## GOAL
Copy out all of the material exactly.

## MATERIAL FOR THIS EXERCISE

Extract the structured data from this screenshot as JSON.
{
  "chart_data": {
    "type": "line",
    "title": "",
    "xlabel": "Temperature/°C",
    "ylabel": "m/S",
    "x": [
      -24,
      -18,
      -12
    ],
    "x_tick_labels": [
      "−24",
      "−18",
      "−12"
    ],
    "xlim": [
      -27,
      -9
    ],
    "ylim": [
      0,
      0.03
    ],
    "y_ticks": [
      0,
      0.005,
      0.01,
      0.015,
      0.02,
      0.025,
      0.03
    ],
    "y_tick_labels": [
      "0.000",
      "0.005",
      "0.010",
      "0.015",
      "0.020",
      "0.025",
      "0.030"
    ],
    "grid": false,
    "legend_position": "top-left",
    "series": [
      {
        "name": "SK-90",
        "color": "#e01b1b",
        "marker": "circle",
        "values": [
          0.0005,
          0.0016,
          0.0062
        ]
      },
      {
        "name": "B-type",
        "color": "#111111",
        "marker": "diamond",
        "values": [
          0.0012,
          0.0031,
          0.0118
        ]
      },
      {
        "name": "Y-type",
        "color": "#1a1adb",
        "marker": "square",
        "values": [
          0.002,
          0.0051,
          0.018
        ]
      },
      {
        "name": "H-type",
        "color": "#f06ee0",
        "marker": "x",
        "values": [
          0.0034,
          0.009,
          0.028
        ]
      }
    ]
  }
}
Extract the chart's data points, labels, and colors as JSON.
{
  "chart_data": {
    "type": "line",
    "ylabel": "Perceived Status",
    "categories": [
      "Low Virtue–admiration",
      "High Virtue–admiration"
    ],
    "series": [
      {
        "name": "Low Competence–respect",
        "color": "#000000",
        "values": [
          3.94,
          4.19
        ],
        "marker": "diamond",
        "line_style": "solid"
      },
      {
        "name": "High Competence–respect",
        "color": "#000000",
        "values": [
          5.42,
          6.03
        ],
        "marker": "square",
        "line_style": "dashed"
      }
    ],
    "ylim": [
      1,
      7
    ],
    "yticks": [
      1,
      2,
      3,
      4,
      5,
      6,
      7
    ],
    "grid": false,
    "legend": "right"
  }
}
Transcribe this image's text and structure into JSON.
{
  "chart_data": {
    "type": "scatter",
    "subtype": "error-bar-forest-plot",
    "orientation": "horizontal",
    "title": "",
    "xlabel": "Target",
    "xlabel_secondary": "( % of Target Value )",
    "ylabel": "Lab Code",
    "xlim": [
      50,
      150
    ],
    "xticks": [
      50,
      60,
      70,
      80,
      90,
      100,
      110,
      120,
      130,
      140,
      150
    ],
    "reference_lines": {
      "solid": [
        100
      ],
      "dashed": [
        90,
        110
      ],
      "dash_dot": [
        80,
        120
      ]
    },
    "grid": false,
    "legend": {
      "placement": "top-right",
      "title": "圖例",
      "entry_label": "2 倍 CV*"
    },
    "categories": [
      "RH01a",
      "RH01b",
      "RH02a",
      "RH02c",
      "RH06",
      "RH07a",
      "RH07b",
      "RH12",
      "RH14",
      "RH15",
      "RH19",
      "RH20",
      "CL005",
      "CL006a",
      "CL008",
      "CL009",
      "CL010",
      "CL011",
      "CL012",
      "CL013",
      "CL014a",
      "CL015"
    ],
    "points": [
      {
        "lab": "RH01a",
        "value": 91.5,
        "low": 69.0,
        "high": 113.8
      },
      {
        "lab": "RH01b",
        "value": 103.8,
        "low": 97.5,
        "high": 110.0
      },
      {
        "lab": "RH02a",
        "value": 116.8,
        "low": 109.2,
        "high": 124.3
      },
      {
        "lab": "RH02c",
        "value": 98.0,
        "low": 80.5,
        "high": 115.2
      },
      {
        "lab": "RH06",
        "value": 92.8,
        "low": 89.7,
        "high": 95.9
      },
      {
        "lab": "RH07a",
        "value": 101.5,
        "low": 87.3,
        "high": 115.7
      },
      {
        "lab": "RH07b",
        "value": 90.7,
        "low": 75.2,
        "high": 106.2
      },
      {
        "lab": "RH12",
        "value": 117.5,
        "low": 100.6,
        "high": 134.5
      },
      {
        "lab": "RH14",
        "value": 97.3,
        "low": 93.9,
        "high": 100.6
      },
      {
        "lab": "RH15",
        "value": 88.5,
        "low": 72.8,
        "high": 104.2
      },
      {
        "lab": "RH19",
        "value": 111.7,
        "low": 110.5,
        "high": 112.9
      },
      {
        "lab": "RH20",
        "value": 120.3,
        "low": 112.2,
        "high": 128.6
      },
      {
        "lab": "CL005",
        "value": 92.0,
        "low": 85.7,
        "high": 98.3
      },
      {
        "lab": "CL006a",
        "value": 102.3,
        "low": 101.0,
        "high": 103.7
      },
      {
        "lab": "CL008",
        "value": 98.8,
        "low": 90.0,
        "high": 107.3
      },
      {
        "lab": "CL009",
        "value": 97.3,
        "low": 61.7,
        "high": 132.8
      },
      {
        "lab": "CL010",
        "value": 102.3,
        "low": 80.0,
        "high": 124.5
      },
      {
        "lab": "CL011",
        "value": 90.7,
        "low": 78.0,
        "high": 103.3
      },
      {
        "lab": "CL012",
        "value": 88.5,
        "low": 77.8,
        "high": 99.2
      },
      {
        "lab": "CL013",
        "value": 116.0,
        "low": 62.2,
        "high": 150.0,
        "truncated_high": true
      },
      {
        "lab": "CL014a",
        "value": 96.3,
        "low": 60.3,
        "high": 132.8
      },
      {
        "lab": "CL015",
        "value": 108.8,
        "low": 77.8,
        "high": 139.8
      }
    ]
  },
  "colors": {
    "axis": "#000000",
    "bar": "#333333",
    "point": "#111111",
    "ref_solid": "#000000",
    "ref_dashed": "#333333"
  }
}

## COMPLETE RESPONSE
Extract the structured data from this screenshot as JSON.
{
  "chart_data": {
    "type": "line",
    "title": "",
    "xlabel": "Temperature/°C",
    "ylabel": "m/S",
    "x": [
      -24,
      -18,
      -12
    ],
    "x_tick_labels": [
      "−24",
      "−18",
      "−12"
    ],
    "xlim": [
      -27,
      -9
    ],
    "ylim": [
      0,
      0.03
    ],
    "y_ticks": [
      0,
      0.005,
      0.01,
      0.015,
      0.02,
      0.025,
      0.03
    ],
    "y_tick_labels": [
      "0.000",
      "0.005",
      "0.010",
      "0.015",
      "0.020",
      "0.025",
      "0.030"
    ],
    "grid": false,
    "legend_position": "top-left",
    "series": [
      {
        "name": "SK-90",
        "color": "#e01b1b",
        "marker": "circle",
        "values": [
          0.0005,
          0.0016,
          0.0062
        ]
      },
      {
        "name": "B-type",
        "color": "#111111",
        "marker": "diamond",
        "values": [
          0.0012,
          0.0031,
          0.0118
        ]
      },
      {
        "name": "Y-type",
        "color": "#1a1adb",
        "marker": "square",
        "values": [
          0.002,
          0.0051,
          0.018
        ]
      },
      {
        "name": "H-type",
        "color": "#f06ee0",
        "marker": "x",
        "values": [
          0.0034,
          0.009,
          0.028
        ]
      }
    ]
  }
}
Extract the chart's data points, labels, and colors as JSON.
{
  "chart_data": {
    "type": "line",
    "ylabel": "Perceived Status",
    "categories": [
      "Low Virtue–admiration",
      "High Virtue–admiration"
    ],
    "series": [
      {
        "name": "Low Competence–respect",
        "color": "#000000",
        "values": [
          3.94,
          4.19
        ],
        "marker": "diamond",
        "line_style": "solid"
      },
      {
        "name": "High Competence–respect",
        "color": "#000000",
        "values": [
          5.42,
          6.03
        ],
        "marker": "square",
        "line_style": "dashed"
      }
    ],
    "ylim": [
      1,
      7
    ],
    "yticks": [
      1,
      2,
      3,
      4,
      5,
      6,
      7
    ],
    "grid": false,
    "legend": "right"
  }
}
Transcribe this image's text and structure into JSON.
{
  "chart_data": {
    "type": "scatter",
    "subtype": "error-bar-forest-plot",
    "orientation": "horizontal",
    "title": "",
    "xlabel": "Target",
    "xlabel_secondary": "( % of Target Value )",
    "ylabel": "Lab Code",
    "xlim": [
      50,
      150
    ],
    "xticks": [
      50,
      60,
      70,
      80,
      90,
      100,
      110,
      120,
      130,
      140,
      150
    ],
    "reference_lines": {
      "solid": [
        100
      ],
      "dashed": [
        90,
        110
      ],
      "dash_dot": [
        80,
        120
      ]
    },
    "grid": false,
    "legend": {
      "placement": "top-right",
      "title": "圖例",
      "entry_label": "2 倍 CV*"
    },
    "categories": [
      "RH01a",
      "RH01b",
      "RH02a",
      "RH02c",
      "RH06",
      "RH07a",
      "RH07b",
      "RH12",
      "RH14",
      "RH15",
      "RH19",
      "RH20",
      "CL005",
      "CL006a",
      "CL008",
      "CL009",
      "CL010",
      "CL011",
      "CL012",
      "CL013",
      "CL014a",
      "CL015"
    ],
    "points": [
      {
        "lab": "RH01a",
        "value": 91.5,
        "low": 69.0,
        "high": 113.8
      },
      {
        "lab": "RH01b",
        "value": 103.8,
        "low": 97.5,
        "high": 110.0
      },
      {
        "lab": "RH02a",
        "value": 116.8,
        "low": 109.2,
        "high": 124.3
      },
      {
        "lab": "RH02c",
        "value": 98.0,
        "low": 80.5,
        "high": 115.2
      },
      {
        "lab": "RH06",
        "value": 92.8,
        "low": 89.7,
        "high": 95.9
      },
      {
        "lab": "RH07a",
        "value": 101.5,
        "low": 87.3,
        "high": 115.7
      },
      {
        "lab": "RH07b",
        "value": 90.7,
        "low": 75.2,
        "high": 106.2
      },
      {
        "lab": "RH12",
        "value": 117.5,
        "low": 100.6,
        "high": 134.5
      },
      {
        "lab": "RH14",
        "value": 97.3,
        "low": 93.9,
        "high": 100.6
      },
      {
        "lab": "RH15",
        "value": 88.5,
        "low": 72.8,
        "high": 104.2
      },
      {
        "lab": "RH19",
        "value": 111.7,
        "low": 110.5,
        "high": 112.9
      },
      {
        "lab": "RH20",
        "value": 120.3,
        "low": 112.2,
        "high": 128.6
      },
      {
        "lab": "CL005",
        "value": 92.0,
        "low": 85.7,
        "high": 98.3
      },
      {
        "lab": "CL006a",
        "value": 102.3,
        "low": 101.0,
        "high": 103.7
      },
      {
        "lab": "CL008",
        "value": 98.8,
        "low": 90.0,
        "high": 107.3
      },
      {
        "lab": "CL009",
        "value": 97.3,
        "low": 61.7,
        "high": 132.8
      },
      {
        "lab": "CL010",
        "value": 102.3,
        "low": 80.0,
        "high": 124.5
      },
      {
        "lab": "CL011",
        "value": 90.7,
        "low": 78.0,
        "high": 103.3
      },
      {
        "lab": "CL012",
        "value": 88.5,
        "low": 77.8,
        "high": 99.2
      },
      {
        "lab": "CL013",
        "value": 116.0,
        "low": 62.2,
        "high": 150.0,
        "truncated_high": true
      },
      {
        "lab": "CL014a",
        "value": 96.3,
        "low": 60.3,
        "high": 132.8
      },
      {
        "lab": "CL015",
        "value": 108.8,
        "low": 77.8,
        "high": 139.8
      }
    ]
  },
  "colors": {
    "axis": "#000000",
    "bar": "#333333",
    "point": "#111111",
    "ref_solid": "#000000",
    "ref_dashed": "#333333"
  }
}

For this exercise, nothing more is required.